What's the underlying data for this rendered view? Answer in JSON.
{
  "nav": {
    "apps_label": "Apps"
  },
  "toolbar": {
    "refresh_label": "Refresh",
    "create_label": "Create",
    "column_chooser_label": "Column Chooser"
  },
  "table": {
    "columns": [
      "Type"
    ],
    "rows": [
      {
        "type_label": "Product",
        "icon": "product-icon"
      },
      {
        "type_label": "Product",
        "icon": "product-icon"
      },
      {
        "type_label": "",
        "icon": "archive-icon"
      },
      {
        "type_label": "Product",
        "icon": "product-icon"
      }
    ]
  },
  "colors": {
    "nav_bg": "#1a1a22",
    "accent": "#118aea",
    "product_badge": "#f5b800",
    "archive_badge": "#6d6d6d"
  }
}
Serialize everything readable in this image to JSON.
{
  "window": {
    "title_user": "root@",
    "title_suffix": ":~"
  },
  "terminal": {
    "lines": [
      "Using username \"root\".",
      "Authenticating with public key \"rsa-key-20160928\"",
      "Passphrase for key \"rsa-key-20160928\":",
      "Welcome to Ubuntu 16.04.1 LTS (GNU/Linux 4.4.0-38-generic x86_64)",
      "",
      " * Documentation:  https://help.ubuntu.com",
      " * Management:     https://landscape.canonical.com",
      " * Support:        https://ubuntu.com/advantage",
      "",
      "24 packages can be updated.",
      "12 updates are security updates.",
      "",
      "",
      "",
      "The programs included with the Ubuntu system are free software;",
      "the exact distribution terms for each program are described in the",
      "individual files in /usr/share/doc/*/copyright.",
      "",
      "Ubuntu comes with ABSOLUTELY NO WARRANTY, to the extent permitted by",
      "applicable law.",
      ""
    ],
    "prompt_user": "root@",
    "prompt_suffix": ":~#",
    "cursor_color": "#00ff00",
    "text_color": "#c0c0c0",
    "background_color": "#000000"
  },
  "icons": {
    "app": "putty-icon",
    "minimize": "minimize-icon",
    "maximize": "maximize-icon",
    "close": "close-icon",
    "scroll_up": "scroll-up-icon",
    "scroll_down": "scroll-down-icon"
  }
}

What to do:
Locate the line that contains "Serialize everything readable". Repeat it and every line after it, up to and including the final line, exactly.

Finished task:
Serialize everything readable in this image to JSON.
{
  "window": {
    "title_user": "root@",
    "title_suffix": ":~"
  },
  "terminal": {
    "lines": [
      "Using username \"root\".",
      "Authenticating with public key \"rsa-key-20160928\"",
      "Passphrase for key \"rsa-key-20160928\":",
      "Welcome to Ubuntu 16.04.1 LTS (GNU/Linux 4.4.0-38-generic x86_64)",
      "",
      " * Documentation:  https://help.ubuntu.com",
      " * Management:     https://landscape.canonical.com",
      " * Support:        https://ubuntu.com/advantage",
      "",
      "24 packages can be updated.",
      "12 updates are security updates.",
      "",
      "",
      "",
      "The programs included with the Ubuntu system are free software;",
      "the exact distribution terms for each program are described in the",
      "individual files in /usr/share/doc/*/copyright.",
      "",
      "Ubuntu comes with ABSOLUTELY NO WARRANTY, to the extent permitted by",
      "applicable law.",
      ""
    ],
    "prompt_user": "root@",
    "prompt_suffix": ":~#",
    "cursor_color": "#00ff00",
    "text_color": "#c0c0c0",
    "background_color": "#000000"
  },
  "icons": {
    "app": "putty-icon",
    "minimize": "minimize-icon",
    "maximize": "maximize-icon",
    "close": "close-icon",
    "scroll_up": "scroll-up-icon",
    "scroll_down": "scroll-down-icon"
  }
}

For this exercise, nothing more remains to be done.